#### EXERCISES:
A: In the opinion excerpt, what plea did appellant enter after the motion to suppress was denied?
B: Name every street that appears in the opinion excerpt.
C: Give a two-sentence summary of the opinion excerpt.

#### TEXT SECTION:
Opinion
Upon denial of his motion to suppress, appellant pleaded nolo contendere to one count of robbery in violation of Penal Code section 211 and on a special allegation pursuant to Penal Code section 12022.5, subdivision (a). The sole issue on appeal is whether the trial court erred in denying appellant’s motion to suppress any photographs taken of appellant and any identifications made with those photographs following a purported illegal arrest. We conclude the taking of appellant’s photograph was reasonable involving no exploitation of the alleged illegal arrest. We therefore affirm the judgment.
Facts and Proceedings Below
On November 29, 1995, Officer Jennifer Hickman of the. Los Angeles Police Department was patrolling the area of Cadillac and Chariton in the City of Los Angeles. Defective Stanley Evans had informed Officer Hickman that appellant was wanted for robbery and he frequented the area of Garth and Cadillac. Officer Hickman observed appellant on the west side of Garth Street, just north of Cadillac, and took him into custody.

[Items from a data source]
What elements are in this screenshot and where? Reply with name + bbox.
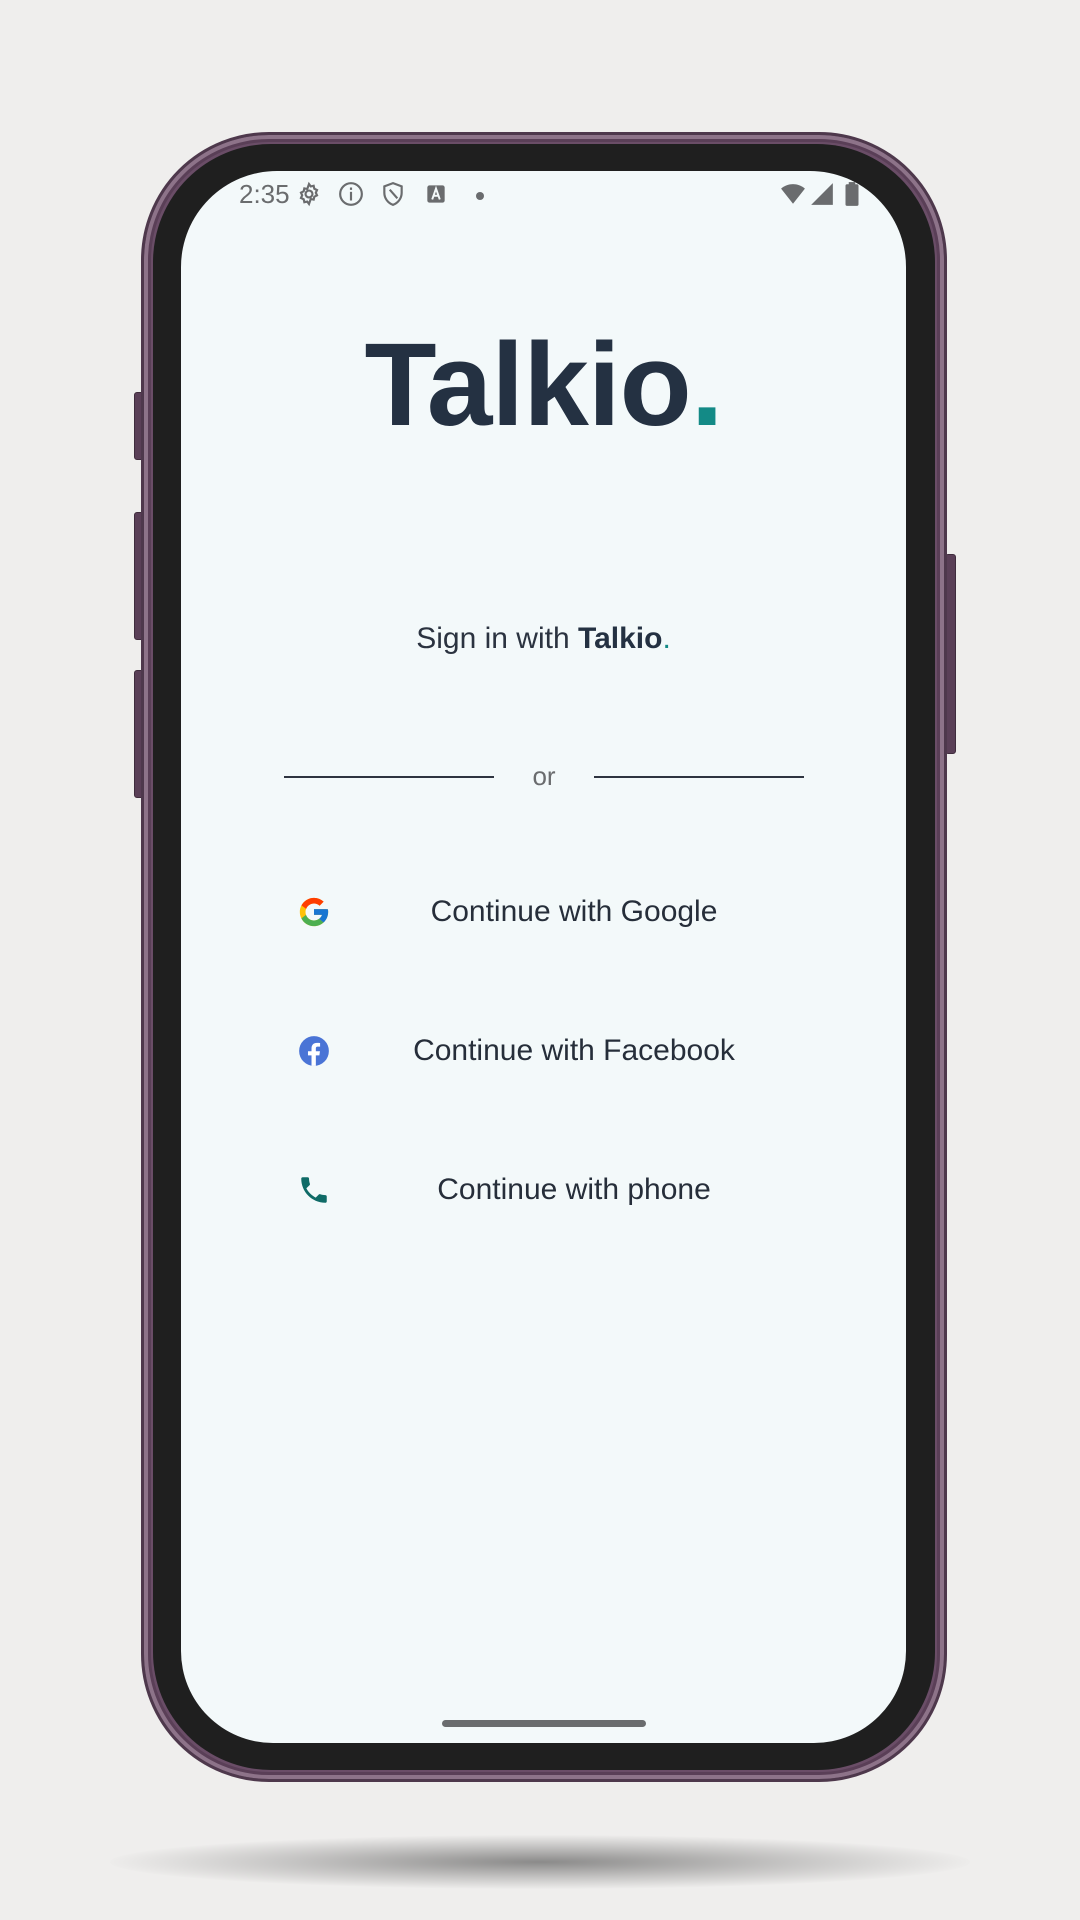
phone-screen: 2:35 Talkio. Sign in with Talkio. or Con…: [181, 171, 906, 1743]
logo-text: Talkio: [364, 319, 691, 451]
home-indicator[interactable]: [442, 1720, 646, 1727]
text-a-icon: [427, 185, 445, 203]
continue-with-facebook-button[interactable]: Continue with Facebook: [284, 1011, 804, 1091]
google-button-label: Continue with Google: [430, 895, 718, 928]
status-time: 2:35: [239, 179, 290, 209]
phone-button-label: Continue with phone: [437, 1173, 711, 1206]
google-icon: [299, 897, 329, 927]
signal-icon: [811, 183, 833, 205]
battery-icon: [845, 182, 859, 206]
continue-with-google-button[interactable]: Continue with Google: [284, 872, 804, 952]
signin-brand: Talkio: [577, 622, 663, 655]
info-icon: [339, 182, 363, 206]
device-mockup: 2:35 Talkio. Sign in with Talkio. or Con…: [0, 0, 1080, 1920]
facebook-button-label: Continue with Facebook: [413, 1034, 735, 1067]
floor-shadow: [110, 1835, 970, 1889]
notification-dot-icon: [476, 192, 484, 200]
divider-label: or: [532, 761, 556, 791]
status-bar: 2:35: [181, 171, 906, 221]
signin-prefix: Sign in with: [416, 622, 578, 655]
signin-heading[interactable]: Sign in with Talkio.: [181, 622, 906, 656]
facebook-icon: [299, 1036, 329, 1066]
divider-left-line: [284, 776, 494, 778]
app-logo: Talkio.: [181, 326, 906, 444]
phone-icon: [301, 1177, 327, 1203]
continue-with-phone-button[interactable]: Continue with phone: [284, 1150, 804, 1230]
divider-right-line: [594, 776, 804, 778]
logo-dot: .: [690, 319, 724, 451]
signin-dot: .: [662, 622, 671, 655]
shield-icon: [383, 182, 403, 206]
settings-icon: [299, 181, 319, 207]
wifi-icon: [781, 184, 805, 204]
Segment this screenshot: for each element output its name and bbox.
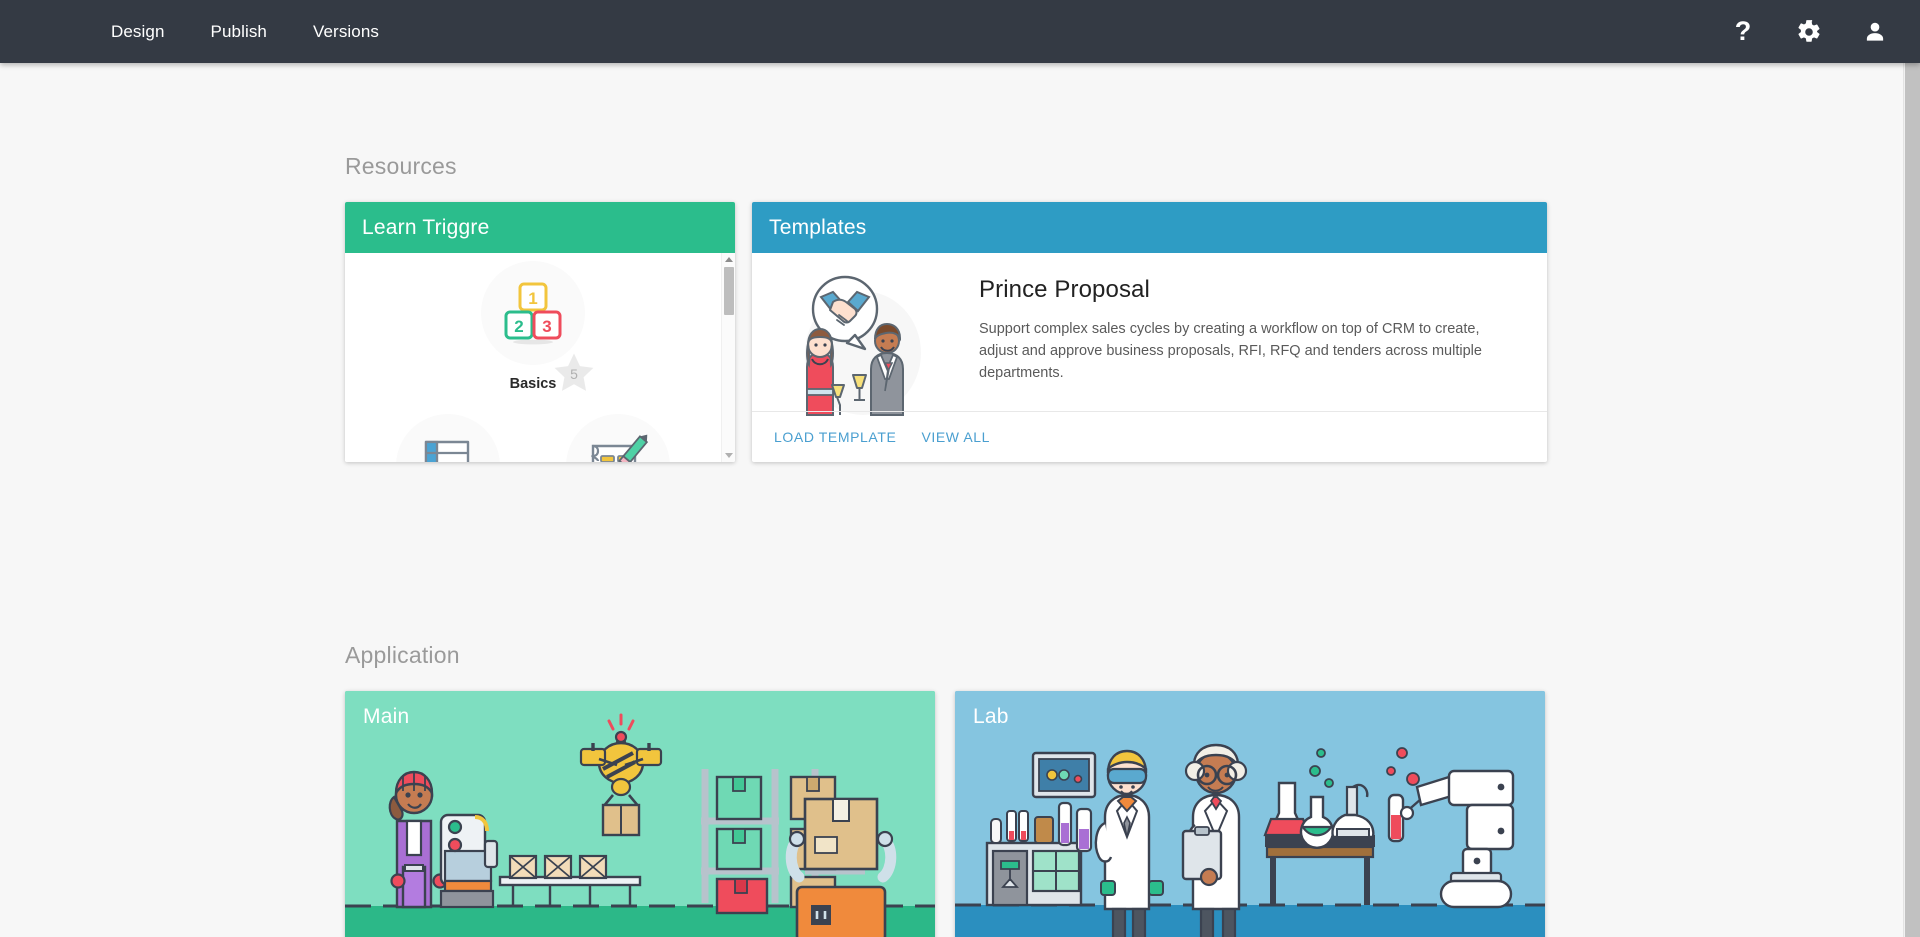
application-card-main[interactable]: Main [345,691,935,937]
spreadsheet-icon [396,414,500,462]
learn-tile-label: Basics [509,376,557,392]
learn-tile-flows[interactable]: 6 Flows [558,414,678,462]
application-card-title: Main [363,705,410,728]
load-template-button[interactable]: LOAD TEMPLATE [774,429,896,445]
nav-item-versions[interactable]: Versions [301,0,391,63]
page-scroll-area: Resources Learn Triggre 1 2 3 5 Basics T… [0,63,1920,937]
section-heading-resources: Resources [345,153,457,179]
templates-card-actions: LOAD TEMPLATE VIEW ALL [752,411,1547,462]
laboratory-scientists-illustration [955,691,1545,937]
learn-tile-data[interactable]: 6 Data [388,414,508,462]
learn-tile-star-count: 5 [570,366,578,382]
account-icon[interactable] [1860,17,1890,47]
templates-text-block: Prince Proposal Support complex sales cy… [939,267,1499,410]
templates-card-header: Templates [752,202,1547,253]
section-heading-application: Application [345,642,460,668]
svg-text:3: 3 [542,317,551,336]
learn-card-scrollbar[interactable] [721,253,735,462]
help-icon[interactable]: ? [1728,17,1758,47]
scrollbar-thumb[interactable] [724,267,734,315]
learn-triggre-title: Learn Triggre [362,215,490,239]
handshake-deal-icon [774,267,939,416]
scroll-down-arrow-icon[interactable] [725,453,733,458]
application-card-title: Lab [973,705,1009,728]
scroll-up-arrow-icon[interactable] [725,257,733,262]
learn-triggre-body: 1 2 3 5 Basics [345,253,735,462]
page-scrollbar-thumb[interactable] [1905,63,1920,937]
blueprint-pencil-icon [566,414,670,462]
template-description: Support complex sales cycles by creating… [979,321,1482,381]
learn-tile-basics[interactable]: 1 2 3 5 Basics [473,261,594,392]
warehouse-robotics-illustration [345,691,935,937]
nav-item-design[interactable]: Design [99,0,177,63]
learn-tile-star-badge: 5 [551,350,597,396]
view-all-button[interactable]: VIEW ALL [921,429,990,445]
templates-title: Templates [769,215,867,239]
application-card-lab[interactable]: Lab [955,691,1545,937]
top-navigation-bar: Design Publish Versions ? [0,0,1920,63]
templates-card: Templates Prince Proposal Support comple… [752,202,1547,462]
templates-card-body: Prince Proposal Support complex sales cy… [752,253,1547,416]
page-scrollbar[interactable] [1903,63,1920,937]
learn-triggre-tiles: 1 2 3 5 Basics [345,253,721,462]
nav-icon-group: ? [1728,0,1890,63]
gear-icon[interactable] [1794,17,1824,47]
help-glyph: ? [1734,16,1752,46]
svg-text:1: 1 [528,289,537,308]
nav-links: Design Publish Versions [99,0,391,63]
template-name: Prince Proposal [979,276,1150,303]
svg-text:2: 2 [514,317,523,336]
learn-tile-row-1: 1 2 3 5 Basics [345,261,721,392]
nav-item-publish[interactable]: Publish [199,0,279,63]
learn-triggre-card[interactable]: Learn Triggre 1 2 3 5 Basics [345,202,735,462]
learn-tile-row-2: 6 Data [345,414,721,462]
learn-triggre-card-header: Learn Triggre [345,202,735,253]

#### THE SOLUTIONS:
A: Appellant pleaded nolo contendere to one count of robbery in violation of Penal Code section 211.

B: Cadillac, Chariton, Garth Street

C: After the denial of his motion to suppress, appellant pleaded nolo contendere to robbery. On appeal, he argued that the trial court should have suppressed his photographs and the identifications made with them after an allegedly illegal arrest, but the court found that taking the photograph was reasonable and affirmed the judgment.